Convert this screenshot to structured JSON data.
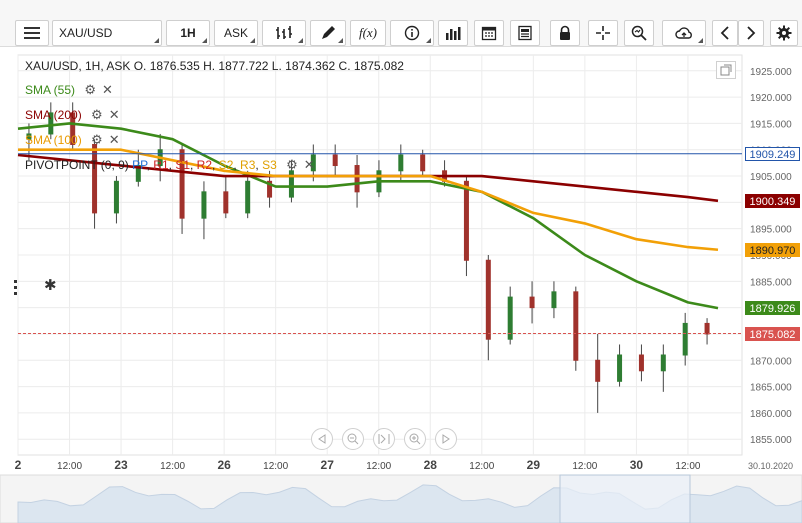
{
  "toolbar": {
    "symbol": "XAU/USD",
    "timeframe": "1H",
    "price_side": "ASK",
    "fx_label": "f(x)"
  },
  "info": {
    "text": "XAU/USD, 1H, ASK   O. 1876.535 H. 1877.722 L. 1874.362 C. 1875.082"
  },
  "indicators": [
    {
      "label": "SMA (55)",
      "color": "#3c8a1a"
    },
    {
      "label": "SMA (200)",
      "color": "#8b0000"
    },
    {
      "label": "SMA (100)",
      "color": "#f2a007"
    }
  ],
  "pivot": {
    "label": "PIVOTPOINT (0, 9)",
    "items": [
      {
        "label": "PP",
        "color": "#1f6fd6"
      },
      {
        "label": "R1",
        "color": "#cc2222"
      },
      {
        "label": "S1",
        "color": "#cc2222"
      },
      {
        "label": "R2",
        "color": "#cc2222"
      },
      {
        "label": "S2",
        "color": "#e0a000"
      },
      {
        "label": "R3",
        "color": "#e0a000"
      },
      {
        "label": "S3",
        "color": "#e0a000"
      }
    ]
  },
  "price_tags": [
    {
      "label": "1909.249",
      "value": 1909.249,
      "bg": "#ffffff",
      "fg": "#2255aa",
      "border": "#2255aa"
    },
    {
      "label": "1900.349",
      "value": 1900.349,
      "bg": "#8b0000",
      "fg": "#ffffff",
      "border": "#8b0000"
    },
    {
      "label": "1890.970",
      "value": 1890.97,
      "bg": "#f2a007",
      "fg": "#222222",
      "border": "#f2a007"
    },
    {
      "label": "1879.926",
      "value": 1879.926,
      "bg": "#3c8a1a",
      "fg": "#ffffff",
      "border": "#3c8a1a"
    },
    {
      "label": "1875.082",
      "value": 1875.082,
      "bg": "#d9534f",
      "fg": "#ffffff",
      "border": "#d9534f"
    }
  ],
  "chart_data": {
    "type": "line",
    "title": "XAU/USD, 1H, ASK",
    "ylim": [
      1852,
      1928
    ],
    "y_ticks": [
      1925,
      1920,
      1915,
      1910,
      1905,
      1900,
      1895,
      1890,
      1885,
      1880,
      1875,
      1870,
      1865,
      1860,
      1855
    ],
    "y_tick_labels": [
      "1925.000",
      "1920.000",
      "1915.000",
      "1910.000",
      "1905.000",
      "1900.000",
      "1895.000",
      "1890.000",
      "1885.000",
      "1880.000",
      "1875.000",
      "1870.000",
      "1865.000",
      "1860.000",
      "1855.000"
    ],
    "x_ticks": [
      {
        "label": "2",
        "x": 0,
        "bold": true
      },
      {
        "label": "12:00",
        "x": 12,
        "bold": false
      },
      {
        "label": "23",
        "x": 24,
        "bold": true
      },
      {
        "label": "12:00",
        "x": 36,
        "bold": false
      },
      {
        "label": "26",
        "x": 48,
        "bold": true
      },
      {
        "label": "12:00",
        "x": 60,
        "bold": false
      },
      {
        "label": "27",
        "x": 72,
        "bold": true
      },
      {
        "label": "12:00",
        "x": 84,
        "bold": false
      },
      {
        "label": "28",
        "x": 96,
        "bold": true
      },
      {
        "label": "12:00",
        "x": 108,
        "bold": false
      },
      {
        "label": "29",
        "x": 120,
        "bold": true
      },
      {
        "label": "12:00",
        "x": 132,
        "bold": false
      },
      {
        "label": "30",
        "x": 144,
        "bold": true
      },
      {
        "label": "12:00",
        "x": 156,
        "bold": false
      }
    ],
    "x_end_label": "30.10.2020",
    "hlines": [
      {
        "name": "PP",
        "value": 1909.249,
        "color": "#2255aa",
        "dash": false
      },
      {
        "name": "last",
        "value": 1875.082,
        "color": "#d9534f",
        "dash": true
      }
    ],
    "series": [
      {
        "name": "SMA (55)",
        "color": "#3c8a1a",
        "x": [
          0,
          12,
          24,
          36,
          48,
          60,
          72,
          84,
          96,
          108,
          120,
          132,
          144,
          156,
          163
        ],
        "values": [
          1914,
          1915,
          1914,
          1912,
          1907,
          1903,
          1903,
          1904,
          1904,
          1902,
          1897,
          1890,
          1885,
          1881,
          1879.9
        ]
      },
      {
        "name": "SMA (200)",
        "color": "#8b0000",
        "x": [
          0,
          24,
          48,
          72,
          96,
          108,
          120,
          132,
          144,
          156,
          163
        ],
        "values": [
          1909,
          1907,
          1905,
          1905,
          1905,
          1905,
          1904,
          1903,
          1902,
          1901,
          1900.3
        ]
      },
      {
        "name": "SMA (100)",
        "color": "#f2a007",
        "x": [
          0,
          24,
          48,
          60,
          72,
          84,
          96,
          108,
          120,
          132,
          144,
          156,
          163
        ],
        "values": [
          1910,
          1910,
          1906,
          1905,
          1905,
          1905,
          1905,
          1902,
          1898,
          1896,
          1893,
          1891.5,
          1891
        ]
      }
    ],
    "candles_ohlc_sample": [
      [
        1912,
        1915,
        1908,
        1913
      ],
      [
        1913,
        1919,
        1912,
        1917
      ],
      [
        1917,
        1919,
        1910,
        1911
      ],
      [
        1911,
        1912,
        1895,
        1898
      ],
      [
        1898,
        1905,
        1896,
        1904
      ],
      [
        1904,
        1910,
        1903,
        1907
      ],
      [
        1907,
        1913,
        1904,
        1910
      ],
      [
        1910,
        1911,
        1894,
        1897
      ],
      [
        1897,
        1904,
        1893,
        1902
      ],
      [
        1902,
        1905,
        1897,
        1898
      ],
      [
        1898,
        1906,
        1897,
        1904
      ],
      [
        1904,
        1906,
        1899,
        1901
      ],
      [
        1901,
        1908,
        1900,
        1906
      ],
      [
        1906,
        1911,
        1904,
        1909
      ],
      [
        1909,
        1911,
        1905,
        1907
      ],
      [
        1907,
        1909,
        1899,
        1902
      ],
      [
        1902,
        1908,
        1901,
        1906
      ],
      [
        1906,
        1911,
        1904,
        1909
      ],
      [
        1909,
        1910,
        1905,
        1906
      ],
      [
        1906,
        1908,
        1903,
        1904
      ],
      [
        1904,
        1905,
        1886,
        1889
      ],
      [
        1889,
        1890,
        1870,
        1874
      ],
      [
        1874,
        1884,
        1873,
        1882
      ],
      [
        1882,
        1885,
        1877,
        1880
      ],
      [
        1880,
        1885,
        1878,
        1883
      ],
      [
        1883,
        1884,
        1868,
        1870
      ],
      [
        1870,
        1875,
        1860,
        1866
      ],
      [
        1866,
        1873,
        1865,
        1871
      ],
      [
        1871,
        1873,
        1866,
        1868
      ],
      [
        1868,
        1873,
        1864,
        1871
      ],
      [
        1871,
        1879,
        1869,
        1877
      ],
      [
        1877,
        1878,
        1873,
        1875
      ]
    ]
  }
}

▶ **WORK TO DO**: Leaving all pictures aside, quote each record exactly.

▶ **ANSWER BELOW**:
Convert this screenshot to structured JSON data.
{
  "toolbar": {
    "symbol": "XAU/USD",
    "timeframe": "1H",
    "price_side": "ASK",
    "fx_label": "f(x)"
  },
  "info": {
    "text": "XAU/USD, 1H, ASK   O. 1876.535 H. 1877.722 L. 1874.362 C. 1875.082"
  },
  "indicators": [
    {
      "label": "SMA (55)",
      "color": "#3c8a1a"
    },
    {
      "label": "SMA (200)",
      "color": "#8b0000"
    },
    {
      "label": "SMA (100)",
      "color": "#f2a007"
    }
  ],
  "pivot": {
    "label": "PIVOTPOINT (0, 9)",
    "items": [
      {
        "label": "PP",
        "color": "#1f6fd6"
      },
      {
        "label": "R1",
        "color": "#cc2222"
      },
      {
        "label": "S1",
        "color": "#cc2222"
      },
      {
        "label": "R2",
        "color": "#cc2222"
      },
      {
        "label": "S2",
        "color": "#e0a000"
      },
      {
        "label": "R3",
        "color": "#e0a000"
      },
      {
        "label": "S3",
        "color": "#e0a000"
      }
    ]
  },
  "price_tags": [
    {
      "label": "1909.249",
      "value": 1909.249,
      "bg": "#ffffff",
      "fg": "#2255aa",
      "border": "#2255aa"
    },
    {
      "label": "1900.349",
      "value": 1900.349,
      "bg": "#8b0000",
      "fg": "#ffffff",
      "border": "#8b0000"
    },
    {
      "label": "1890.970",
      "value": 1890.97,
      "bg": "#f2a007",
      "fg": "#222222",
      "border": "#f2a007"
    },
    {
      "label": "1879.926",
      "value": 1879.926,
      "bg": "#3c8a1a",
      "fg": "#ffffff",
      "border": "#3c8a1a"
    },
    {
      "label": "1875.082",
      "value": 1875.082,
      "bg": "#d9534f",
      "fg": "#ffffff",
      "border": "#d9534f"
    }
  ],
  "chart_data": {
    "type": "line",
    "title": "XAU/USD, 1H, ASK",
    "ylim": [
      1852,
      1928
    ],
    "y_ticks": [
      1925,
      1920,
      1915,
      1910,
      1905,
      1900,
      1895,
      1890,
      1885,
      1880,
      1875,
      1870,
      1865,
      1860,
      1855
    ],
    "y_tick_labels": [
      "1925.000",
      "1920.000",
      "1915.000",
      "1910.000",
      "1905.000",
      "1900.000",
      "1895.000",
      "1890.000",
      "1885.000",
      "1880.000",
      "1875.000",
      "1870.000",
      "1865.000",
      "1860.000",
      "1855.000"
    ],
    "x_ticks": [
      {
        "label": "2",
        "x": 0,
        "bold": true
      },
      {
        "label": "12:00",
        "x": 12,
        "bold": false
      },
      {
        "label": "23",
        "x": 24,
        "bold": true
      },
      {
        "label": "12:00",
        "x": 36,
        "bold": false
      },
      {
        "label": "26",
        "x": 48,
        "bold": true
      },
      {
        "label": "12:00",
        "x": 60,
        "bold": false
      },
      {
        "label": "27",
        "x": 72,
        "bold": true
      },
      {
        "label": "12:00",
        "x": 84,
        "bold": false
      },
      {
        "label": "28",
        "x": 96,
        "bold": true
      },
      {
        "label": "12:00",
        "x": 108,
        "bold": false
      },
      {
        "label": "29",
        "x": 120,
        "bold": true
      },
      {
        "label": "12:00",
        "x": 132,
        "bold": false
      },
      {
        "label": "30",
        "x": 144,
        "bold": true
      },
      {
        "label": "12:00",
        "x": 156,
        "bold": false
      }
    ],
    "x_end_label": "30.10.2020",
    "hlines": [
      {
        "name": "PP",
        "value": 1909.249,
        "color": "#2255aa",
        "dash": false
      },
      {
        "name": "last",
        "value": 1875.082,
        "color": "#d9534f",
        "dash": true
      }
    ],
    "series": [
      {
        "name": "SMA (55)",
        "color": "#3c8a1a",
        "x": [
          0,
          12,
          24,
          36,
          48,
          60,
          72,
          84,
          96,
          108,
          120,
          132,
          144,
          156,
          163
        ],
        "values": [
          1914,
          1915,
          1914,
          1912,
          1907,
          1903,
          1903,
          1904,
          1904,
          1902,
          1897,
          1890,
          1885,
          1881,
          1879.9
        ]
      },
      {
        "name": "SMA (200)",
        "color": "#8b0000",
        "x": [
          0,
          24,
          48,
          72,
          96,
          108,
          120,
          132,
          144,
          156,
          163
        ],
        "values": [
          1909,
          1907,
          1905,
          1905,
          1905,
          1905,
          1904,
          1903,
          1902,
          1901,
          1900.3
        ]
      },
      {
        "name": "SMA (100)",
        "color": "#f2a007",
        "x": [
          0,
          24,
          48,
          60,
          72,
          84,
          96,
          108,
          120,
          132,
          144,
          156,
          163
        ],
        "values": [
          1910,
          1910,
          1906,
          1905,
          1905,
          1905,
          1905,
          1902,
          1898,
          1896,
          1893,
          1891.5,
          1891
        ]
      }
    ],
    "candles_ohlc_sample": [
      [
        1912,
        1915,
        1908,
        1913
      ],
      [
        1913,
        1919,
        1912,
        1917
      ],
      [
        1917,
        1919,
        1910,
        1911
      ],
      [
        1911,
        1912,
        1895,
        1898
      ],
      [
        1898,
        1905,
        1896,
        1904
      ],
      [
        1904,
        1910,
        1903,
        1907
      ],
      [
        1907,
        1913,
        1904,
        1910
      ],
      [
        1910,
        1911,
        1894,
        1897
      ],
      [
        1897,
        1904,
        1893,
        1902
      ],
      [
        1902,
        1905,
        1897,
        1898
      ],
      [
        1898,
        1906,
        1897,
        1904
      ],
      [
        1904,
        1906,
        1899,
        1901
      ],
      [
        1901,
        1908,
        1900,
        1906
      ],
      [
        1906,
        1911,
        1904,
        1909
      ],
      [
        1909,
        1911,
        1905,
        1907
      ],
      [
        1907,
        1909,
        1899,
        1902
      ],
      [
        1902,
        1908,
        1901,
        1906
      ],
      [
        1906,
        1911,
        1904,
        1909
      ],
      [
        1909,
        1910,
        1905,
        1906
      ],
      [
        1906,
        1908,
        1903,
        1904
      ],
      [
        1904,
        1905,
        1886,
        1889
      ],
      [
        1889,
        1890,
        1870,
        1874
      ],
      [
        1874,
        1884,
        1873,
        1882
      ],
      [
        1882,
        1885,
        1877,
        1880
      ],
      [
        1880,
        1885,
        1878,
        1883
      ],
      [
        1883,
        1884,
        1868,
        1870
      ],
      [
        1870,
        1875,
        1860,
        1866
      ],
      [
        1866,
        1873,
        1865,
        1871
      ],
      [
        1871,
        1873,
        1866,
        1868
      ],
      [
        1868,
        1873,
        1864,
        1871
      ],
      [
        1871,
        1879,
        1869,
        1877
      ],
      [
        1877,
        1878,
        1873,
        1875
      ]
    ]
  }
}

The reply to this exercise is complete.